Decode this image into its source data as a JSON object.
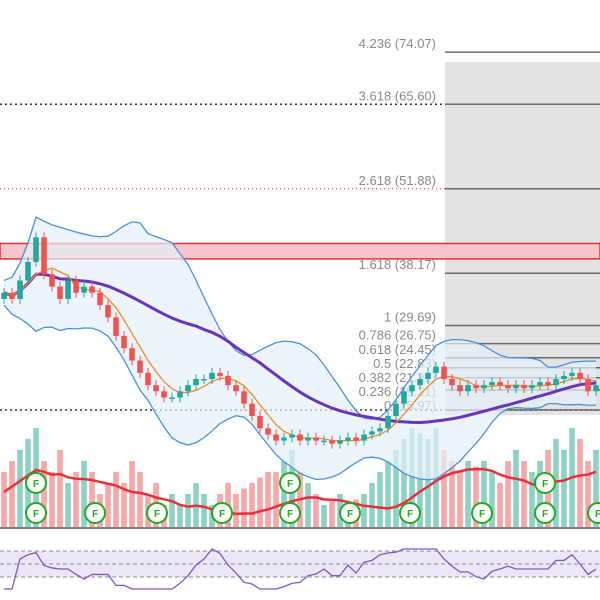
{
  "chart_data": {
    "type": "candlestick",
    "title": "",
    "fib_levels": [
      {
        "ratio": "4.236",
        "price": 74.07,
        "label": "4.236 (74.07)"
      },
      {
        "ratio": "3.618",
        "price": 65.6,
        "label": "3.618 (65.60)"
      },
      {
        "ratio": "2.618",
        "price": 51.88,
        "label": "2.618 (51.88)"
      },
      {
        "ratio": "1.618",
        "price": 38.17,
        "label": "1.618 (38.17)"
      },
      {
        "ratio": "1",
        "price": 29.69,
        "label": "1 (29.69)"
      },
      {
        "ratio": "0.786",
        "price": 26.75,
        "label": "0.786 (26.75)"
      },
      {
        "ratio": "0.618",
        "price": 24.45,
        "label": "0.618 (24.45)"
      },
      {
        "ratio": "0.5",
        "price": 22.83,
        "label": "0.5 (22.83)"
      },
      {
        "ratio": "0.382",
        "price": 21.21,
        "label": "0.382 (21.21)"
      },
      {
        "ratio": "0.236",
        "price": 19.21,
        "label": "0.236 (19.21)"
      },
      {
        "ratio": "0",
        "price": 15.97,
        "label": "0 (15.97)"
      }
    ],
    "resistance_zone": [
      40.5,
      43.0
    ],
    "closes": [
      35,
      34,
      37,
      40,
      44,
      38,
      36,
      34,
      37,
      35,
      36,
      35,
      33,
      31,
      28,
      26,
      24,
      22,
      20,
      19,
      18,
      18,
      19,
      20,
      21,
      21,
      22,
      21.5,
      20,
      19,
      17,
      15,
      13,
      12,
      11,
      11.5,
      12,
      11,
      11.5,
      11,
      11,
      10.5,
      11,
      11.5,
      11,
      12,
      12.5,
      13,
      15,
      17,
      19,
      20,
      21,
      22,
      23,
      21,
      20,
      19,
      20,
      19.5,
      20,
      20.5,
      20,
      19.5,
      20,
      19.5,
      20,
      20.5,
      20,
      21,
      21.5,
      22,
      21,
      19,
      20
    ],
    "volumes": [
      0.5,
      0.6,
      0.7,
      0.8,
      0.9,
      0.6,
      0.5,
      0.7,
      0.4,
      0.5,
      0.6,
      0.5,
      0.3,
      0.4,
      0.5,
      0.4,
      0.6,
      0.5,
      0.3,
      0.4,
      0.2,
      0.3,
      0.2,
      0.3,
      0.4,
      0.3,
      0.2,
      0.3,
      0.4,
      0.3,
      0.35,
      0.4,
      0.45,
      0.5,
      0.5,
      0.6,
      0.7,
      0.5,
      0.4,
      0.3,
      0.2,
      0.25,
      0.3,
      0.2,
      0.25,
      0.3,
      0.4,
      0.5,
      0.6,
      0.7,
      0.8,
      0.9,
      0.85,
      0.8,
      0.9,
      0.7,
      0.6,
      0.5,
      0.6,
      0.55,
      0.6,
      0.5,
      0.4,
      0.6,
      0.7,
      0.6,
      0.5,
      0.6,
      0.7,
      0.8,
      0.7,
      0.9,
      0.8,
      0.6,
      0.7
    ],
    "markers": {
      "label": "F"
    }
  },
  "colors": {
    "up": "#26a69a",
    "down": "#ef5350",
    "vol_up": "#8fd1c5",
    "vol_down": "#f7a9a9",
    "bb": "#4a90d9",
    "ma_long": "#6a35b8",
    "ma_short": "#f08a24",
    "vol_ma": "#e8303c",
    "rsi": "#7e57c2"
  }
}
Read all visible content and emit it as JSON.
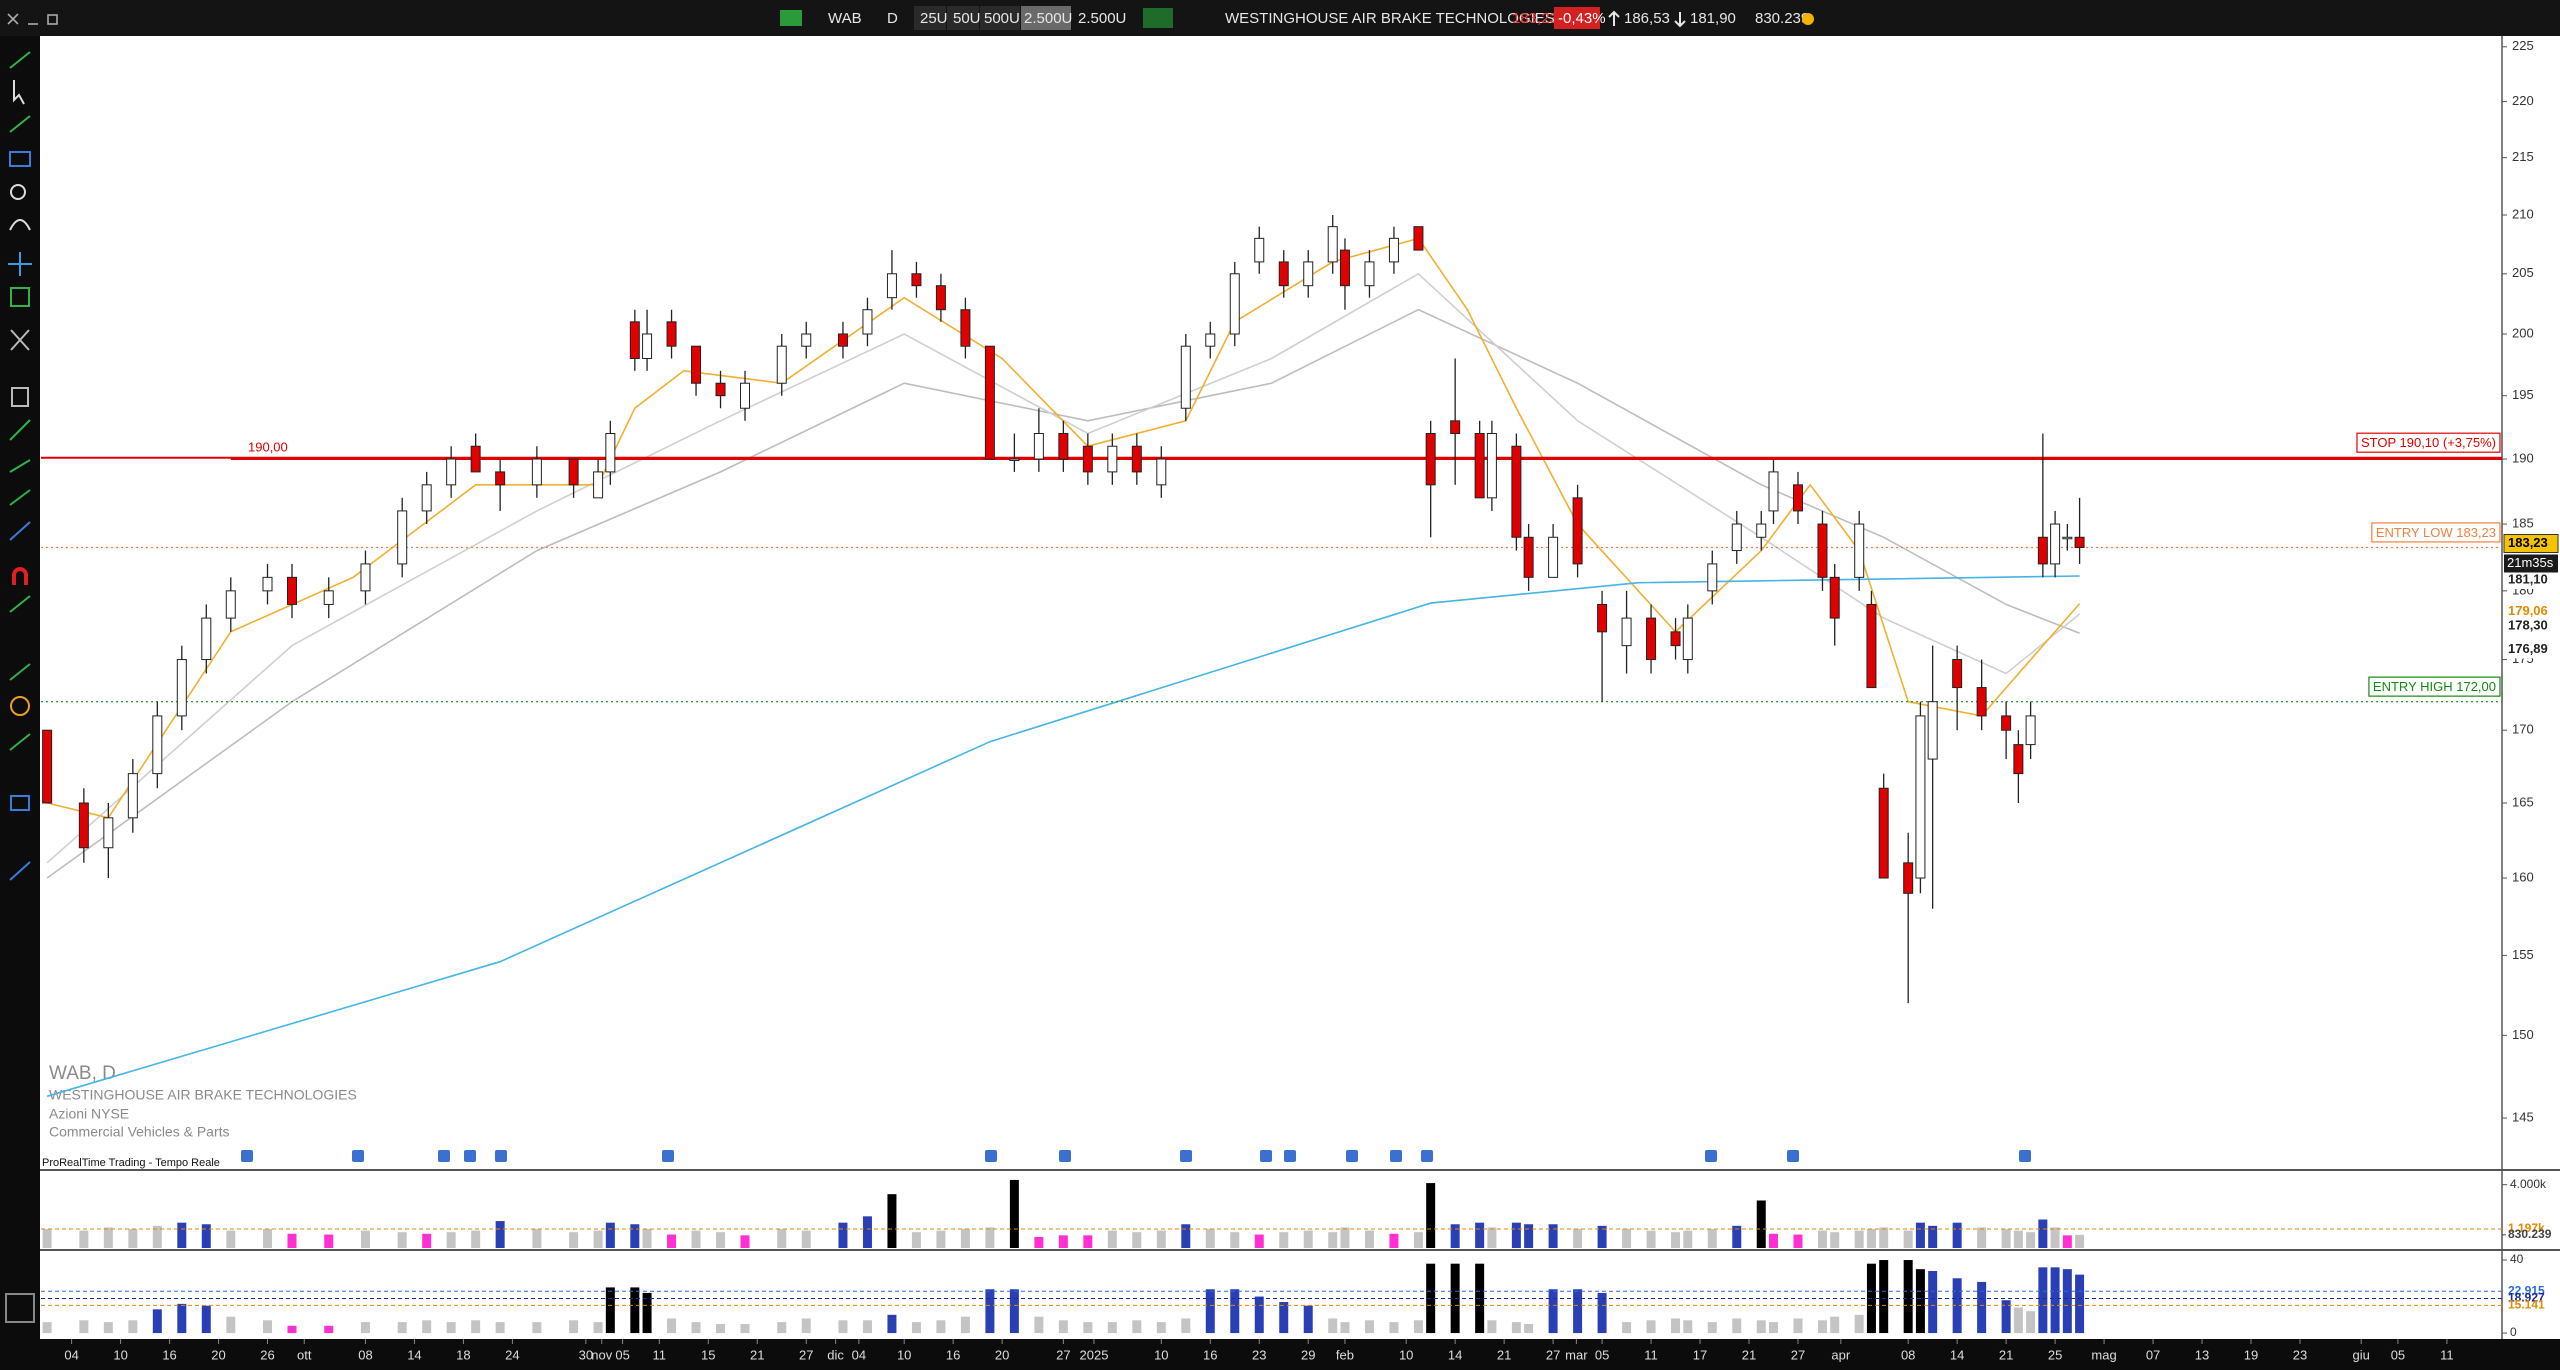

__Problem details__. Every entry above needs to be retyped exactly; drop the pictures.

__Full solution__.
Decode this image into its source data as a JSON object.
{
  "chart_data": {
    "type": "candlestick",
    "title": "",
    "fib_levels": [
      {
        "ratio": "4.236",
        "price": 74.07,
        "label": "4.236 (74.07)"
      },
      {
        "ratio": "3.618",
        "price": 65.6,
        "label": "3.618 (65.60)"
      },
      {
        "ratio": "2.618",
        "price": 51.88,
        "label": "2.618 (51.88)"
      },
      {
        "ratio": "1.618",
        "price": 38.17,
        "label": "1.618 (38.17)"
      },
      {
        "ratio": "1",
        "price": 29.69,
        "label": "1 (29.69)"
      },
      {
        "ratio": "0.786",
        "price": 26.75,
        "label": "0.786 (26.75)"
      },
      {
        "ratio": "0.618",
        "price": 24.45,
        "label": "0.618 (24.45)"
      },
      {
        "ratio": "0.5",
        "price": 22.83,
        "label": "0.5 (22.83)"
      },
      {
        "ratio": "0.382",
        "price": 21.21,
        "label": "0.382 (21.21)"
      },
      {
        "ratio": "0.236",
        "price": 19.21,
        "label": "0.236 (19.21)"
      },
      {
        "ratio": "0",
        "price": 15.97,
        "label": "0 (15.97)"
      }
    ],
    "resistance_zone": [
      40.5,
      43.0
    ],
    "closes": [
      35,
      34,
      37,
      40,
      44,
      38,
      36,
      34,
      37,
      35,
      36,
      35,
      33,
      31,
      28,
      26,
      24,
      22,
      20,
      19,
      18,
      18,
      19,
      20,
      21,
      21,
      22,
      21.5,
      20,
      19,
      17,
      15,
      13,
      12,
      11,
      11.5,
      12,
      11,
      11.5,
      11,
      11,
      10.5,
      11,
      11.5,
      11,
      12,
      12.5,
      13,
      15,
      17,
      19,
      20,
      21,
      22,
      23,
      21,
      20,
      19,
      20,
      19.5,
      20,
      20.5,
      20,
      19.5,
      20,
      19.5,
      20,
      20.5,
      20,
      21,
      21.5,
      22,
      21,
      19,
      20
    ],
    "volumes": [
      0.5,
      0.6,
      0.7,
      0.8,
      0.9,
      0.6,
      0.5,
      0.7,
      0.4,
      0.5,
      0.6,
      0.5,
      0.3,
      0.4,
      0.5,
      0.4,
      0.6,
      0.5,
      0.3,
      0.4,
      0.2,
      0.3,
      0.2,
      0.3,
      0.4,
      0.3,
      0.2,
      0.3,
      0.4,
      0.3,
      0.35,
      0.4,
      0.45,
      0.5,
      0.5,
      0.6,
      0.7,
      0.5,
      0.4,
      0.3,
      0.2,
      0.25,
      0.3,
      0.2,
      0.25,
      0.3,
      0.4,
      0.5,
      0.6,
      0.7,
      0.8,
      0.9,
      0.85,
      0.8,
      0.9,
      0.7,
      0.6,
      0.5,
      0.6,
      0.55,
      0.6,
      0.5,
      0.4,
      0.6,
      0.7,
      0.6,
      0.5,
      0.6,
      0.7,
      0.8,
      0.7,
      0.9,
      0.8,
      0.6,
      0.7
    ],
    "markers": {
      "label": "F"
    }
  },
  "colors": {
    "up": "#26a69a",
    "down": "#ef5350",
    "vol_up": "#8fd1c5",
    "vol_down": "#f7a9a9",
    "bb": "#4a90d9",
    "ma_long": "#6a35b8",
    "ma_short": "#f08a24",
    "vol_ma": "#e8303c",
    "rsi": "#7e57c2"
  }
}
Read all visible content and emit it as JSON.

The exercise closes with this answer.